**GIVEN EXERCISE**
Count how many lines of the material below have the word "Washington" and give only the number.

━━━ RECORDS PROVIDED

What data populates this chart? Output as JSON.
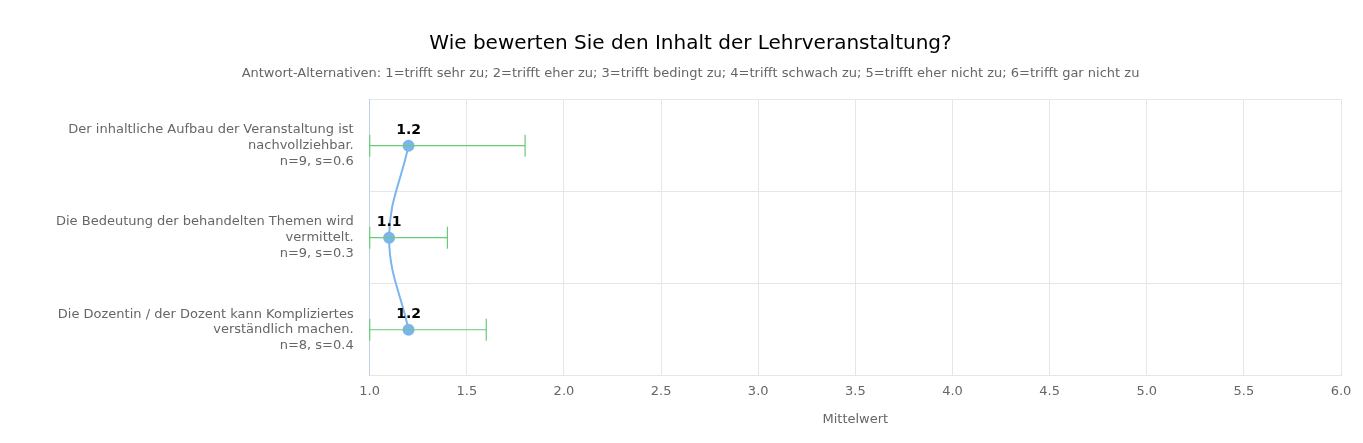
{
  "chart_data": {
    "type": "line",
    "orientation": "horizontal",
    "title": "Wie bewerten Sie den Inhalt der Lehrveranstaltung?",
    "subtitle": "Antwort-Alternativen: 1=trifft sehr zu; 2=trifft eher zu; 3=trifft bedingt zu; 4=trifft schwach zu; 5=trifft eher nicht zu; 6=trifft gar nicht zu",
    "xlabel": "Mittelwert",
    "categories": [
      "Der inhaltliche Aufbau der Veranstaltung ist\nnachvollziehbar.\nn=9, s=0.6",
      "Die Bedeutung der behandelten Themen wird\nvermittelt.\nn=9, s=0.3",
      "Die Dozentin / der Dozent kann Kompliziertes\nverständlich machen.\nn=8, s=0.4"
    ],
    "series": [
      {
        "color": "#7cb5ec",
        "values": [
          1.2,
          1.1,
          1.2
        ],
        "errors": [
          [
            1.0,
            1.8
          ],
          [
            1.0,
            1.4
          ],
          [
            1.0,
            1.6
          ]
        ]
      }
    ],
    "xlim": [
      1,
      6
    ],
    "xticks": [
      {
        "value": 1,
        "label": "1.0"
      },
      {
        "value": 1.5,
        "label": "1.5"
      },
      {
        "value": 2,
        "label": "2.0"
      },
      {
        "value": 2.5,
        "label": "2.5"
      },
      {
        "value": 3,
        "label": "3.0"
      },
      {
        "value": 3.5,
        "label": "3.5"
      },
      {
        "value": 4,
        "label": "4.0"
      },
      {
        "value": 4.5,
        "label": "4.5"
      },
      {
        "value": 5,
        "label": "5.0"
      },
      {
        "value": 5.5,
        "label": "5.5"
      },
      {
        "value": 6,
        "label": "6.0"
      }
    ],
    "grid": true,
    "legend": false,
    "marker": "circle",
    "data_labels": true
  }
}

━━━━━━
━━━ RECORDS PROVIDED

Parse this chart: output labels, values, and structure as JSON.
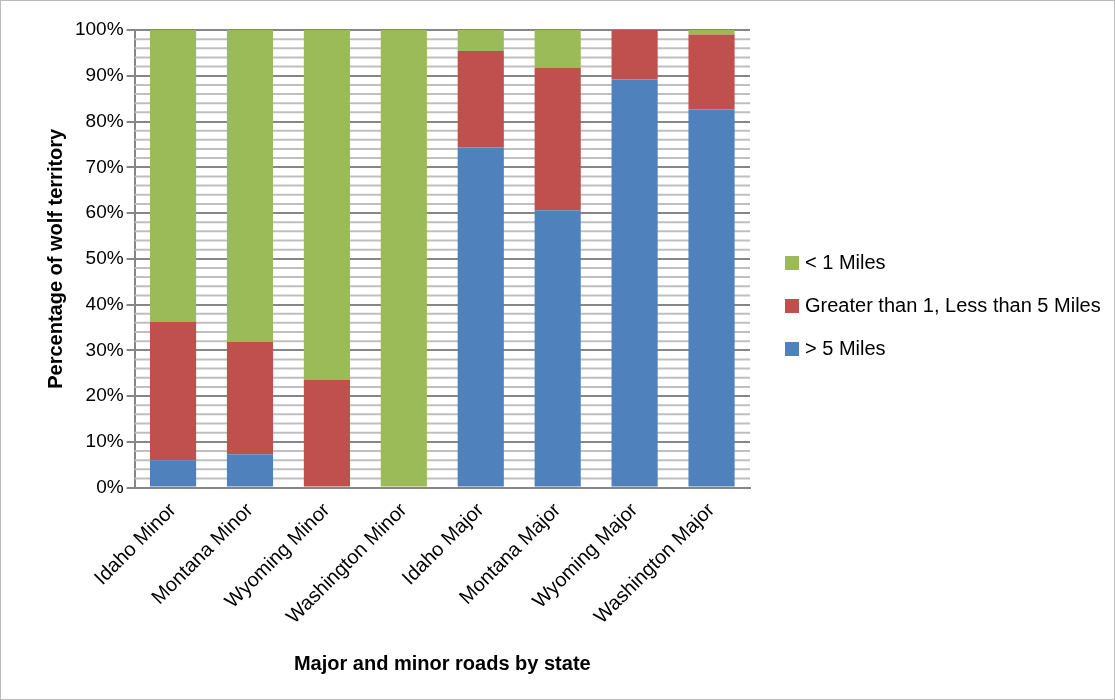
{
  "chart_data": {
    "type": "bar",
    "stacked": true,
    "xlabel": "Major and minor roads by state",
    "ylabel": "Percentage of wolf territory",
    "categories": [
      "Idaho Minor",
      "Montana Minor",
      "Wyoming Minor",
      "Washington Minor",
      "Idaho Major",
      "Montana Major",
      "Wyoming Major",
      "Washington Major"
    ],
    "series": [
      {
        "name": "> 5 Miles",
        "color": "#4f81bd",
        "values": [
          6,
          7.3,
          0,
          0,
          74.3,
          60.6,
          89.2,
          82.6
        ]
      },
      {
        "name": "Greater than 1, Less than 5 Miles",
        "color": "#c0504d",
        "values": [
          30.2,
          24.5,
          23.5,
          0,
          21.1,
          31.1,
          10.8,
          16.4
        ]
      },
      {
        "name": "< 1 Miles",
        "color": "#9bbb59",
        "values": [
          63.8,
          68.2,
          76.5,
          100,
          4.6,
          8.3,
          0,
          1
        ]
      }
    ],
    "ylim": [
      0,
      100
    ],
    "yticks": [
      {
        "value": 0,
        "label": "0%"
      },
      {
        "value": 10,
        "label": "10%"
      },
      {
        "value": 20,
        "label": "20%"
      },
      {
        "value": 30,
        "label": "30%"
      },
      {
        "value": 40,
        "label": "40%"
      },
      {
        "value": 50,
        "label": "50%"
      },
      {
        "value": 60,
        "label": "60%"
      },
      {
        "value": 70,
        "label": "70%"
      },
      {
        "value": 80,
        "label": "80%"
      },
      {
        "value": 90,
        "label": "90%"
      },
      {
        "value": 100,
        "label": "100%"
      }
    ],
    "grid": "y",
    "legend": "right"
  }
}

━━━━━━

**WRITTEN SOLUTION**
2